--- start Given data ---

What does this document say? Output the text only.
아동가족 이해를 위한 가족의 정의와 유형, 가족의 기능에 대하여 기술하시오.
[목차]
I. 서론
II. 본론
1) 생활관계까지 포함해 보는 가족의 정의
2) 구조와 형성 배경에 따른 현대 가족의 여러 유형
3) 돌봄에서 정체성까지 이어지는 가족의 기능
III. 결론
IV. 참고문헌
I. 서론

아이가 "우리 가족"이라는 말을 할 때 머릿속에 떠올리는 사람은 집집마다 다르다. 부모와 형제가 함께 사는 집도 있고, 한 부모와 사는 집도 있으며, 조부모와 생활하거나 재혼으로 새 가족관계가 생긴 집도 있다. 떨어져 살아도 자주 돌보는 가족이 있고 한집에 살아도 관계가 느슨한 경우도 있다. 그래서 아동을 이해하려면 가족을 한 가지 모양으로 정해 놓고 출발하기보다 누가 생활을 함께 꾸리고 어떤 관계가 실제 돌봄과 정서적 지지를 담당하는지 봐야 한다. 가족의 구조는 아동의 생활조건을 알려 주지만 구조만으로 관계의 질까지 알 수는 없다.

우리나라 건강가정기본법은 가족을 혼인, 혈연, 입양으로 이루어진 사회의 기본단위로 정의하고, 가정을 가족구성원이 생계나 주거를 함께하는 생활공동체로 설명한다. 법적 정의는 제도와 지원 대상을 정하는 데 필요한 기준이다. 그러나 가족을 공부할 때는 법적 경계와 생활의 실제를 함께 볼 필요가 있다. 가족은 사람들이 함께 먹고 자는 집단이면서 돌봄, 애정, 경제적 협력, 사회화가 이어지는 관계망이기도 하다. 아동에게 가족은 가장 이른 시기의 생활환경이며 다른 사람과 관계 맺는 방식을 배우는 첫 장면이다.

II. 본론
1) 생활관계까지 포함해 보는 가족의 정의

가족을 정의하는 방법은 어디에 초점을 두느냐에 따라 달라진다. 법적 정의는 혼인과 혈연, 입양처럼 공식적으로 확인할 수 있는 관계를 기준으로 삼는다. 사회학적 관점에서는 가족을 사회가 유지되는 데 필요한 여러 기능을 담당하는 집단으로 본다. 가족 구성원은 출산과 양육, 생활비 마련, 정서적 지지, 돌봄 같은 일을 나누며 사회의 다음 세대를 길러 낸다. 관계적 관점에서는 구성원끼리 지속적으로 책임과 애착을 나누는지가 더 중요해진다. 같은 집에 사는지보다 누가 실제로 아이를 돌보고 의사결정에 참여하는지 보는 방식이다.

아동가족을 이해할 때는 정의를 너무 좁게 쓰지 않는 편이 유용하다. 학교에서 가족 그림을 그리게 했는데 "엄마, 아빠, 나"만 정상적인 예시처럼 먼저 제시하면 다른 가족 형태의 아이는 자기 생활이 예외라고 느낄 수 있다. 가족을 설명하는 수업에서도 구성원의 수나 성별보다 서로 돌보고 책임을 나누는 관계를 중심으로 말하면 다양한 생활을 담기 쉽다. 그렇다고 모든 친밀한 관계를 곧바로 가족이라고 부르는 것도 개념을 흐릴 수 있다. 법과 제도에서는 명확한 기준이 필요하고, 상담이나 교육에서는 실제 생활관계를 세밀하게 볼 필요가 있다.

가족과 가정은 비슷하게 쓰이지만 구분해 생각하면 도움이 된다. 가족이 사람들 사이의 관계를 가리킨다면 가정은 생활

--- end Given data ---

- [Task prompt]: Give an exact copy of all the data shown above.

- [Exercise output]:
What does this document say? Output the text only.
아동가족 이해를 위한 가족의 정의와 유형, 가족의 기능에 대하여 기술하시오.
[목차]
I. 서론
II. 본론
1) 생활관계까지 포함해 보는 가족의 정의
2) 구조와 형성 배경에 따른 현대 가족의 여러 유형
3) 돌봄에서 정체성까지 이어지는 가족의 기능
III. 결론
IV. 참고문헌
I. 서론

아이가 "우리 가족"이라는 말을 할 때 머릿속에 떠올리는 사람은 집집마다 다르다. 부모와 형제가 함께 사는 집도 있고, 한 부모와 사는 집도 있으며, 조부모와 생활하거나 재혼으로 새 가족관계가 생긴 집도 있다. 떨어져 살아도 자주 돌보는 가족이 있고 한집에 살아도 관계가 느슨한 경우도 있다. 그래서 아동을 이해하려면 가족을 한 가지 모양으로 정해 놓고 출발하기보다 누가 생활을 함께 꾸리고 어떤 관계가 실제 돌봄과 정서적 지지를 담당하는지 봐야 한다. 가족의 구조는 아동의 생활조건을 알려 주지만 구조만으로 관계의 질까지 알 수는 없다.

우리나라 건강가정기본법은 가족을 혼인, 혈연, 입양으로 이루어진 사회의 기본단위로 정의하고, 가정을 가족구성원이 생계나 주거를 함께하는 생활공동체로 설명한다. 법적 정의는 제도와 지원 대상을 정하는 데 필요한 기준이다. 그러나 가족을 공부할 때는 법적 경계와 생활의 실제를 함께 볼 필요가 있다. 가족은 사람들이 함께 먹고 자는 집단이면서 돌봄, 애정, 경제적 협력, 사회화가 이어지는 관계망이기도 하다. 아동에게 가족은 가장 이른 시기의 생활환경이며 다른 사람과 관계 맺는 방식을 배우는 첫 장면이다.

II. 본론
1) 생활관계까지 포함해 보는 가족의 정의

가족을 정의하는 방법은 어디에 초점을 두느냐에 따라 달라진다. 법적 정의는 혼인과 혈연, 입양처럼 공식적으로 확인할 수 있는 관계를 기준으로 삼는다. 사회학적 관점에서는 가족을 사회가 유지되는 데 필요한 여러 기능을 담당하는 집단으로 본다. 가족 구성원은 출산과 양육, 생활비 마련, 정서적 지지, 돌봄 같은 일을 나누며 사회의 다음 세대를 길러 낸다. 관계적 관점에서는 구성원끼리 지속적으로 책임과 애착을 나누는지가 더 중요해진다. 같은 집에 사는지보다 누가 실제로 아이를 돌보고 의사결정에 참여하는지 보는 방식이다.

아동가족을 이해할 때는 정의를 너무 좁게 쓰지 않는 편이 유용하다. 학교에서 가족 그림을 그리게 했는데 "엄마, 아빠, 나"만 정상적인 예시처럼 먼저 제시하면 다른 가족 형태의 아이는 자기 생활이 예외라고 느낄 수 있다. 가족을 설명하는 수업에서도 구성원의 수나 성별보다 서로 돌보고 책임을 나누는 관계를 중심으로 말하면 다양한 생활을 담기 쉽다. 그렇다고 모든 친밀한 관계를 곧바로 가족이라고 부르는 것도 개념을 흐릴 수 있다. 법과 제도에서는 명확한 기준이 필요하고, 상담이나 교육에서는 실제 생활관계를 세밀하게 볼 필요가 있다.

가족과 가정은 비슷하게 쓰이지만 구분해 생각하면 도움이 된다. 가족이 사람들 사이의 관계를 가리킨다면 가정은 생활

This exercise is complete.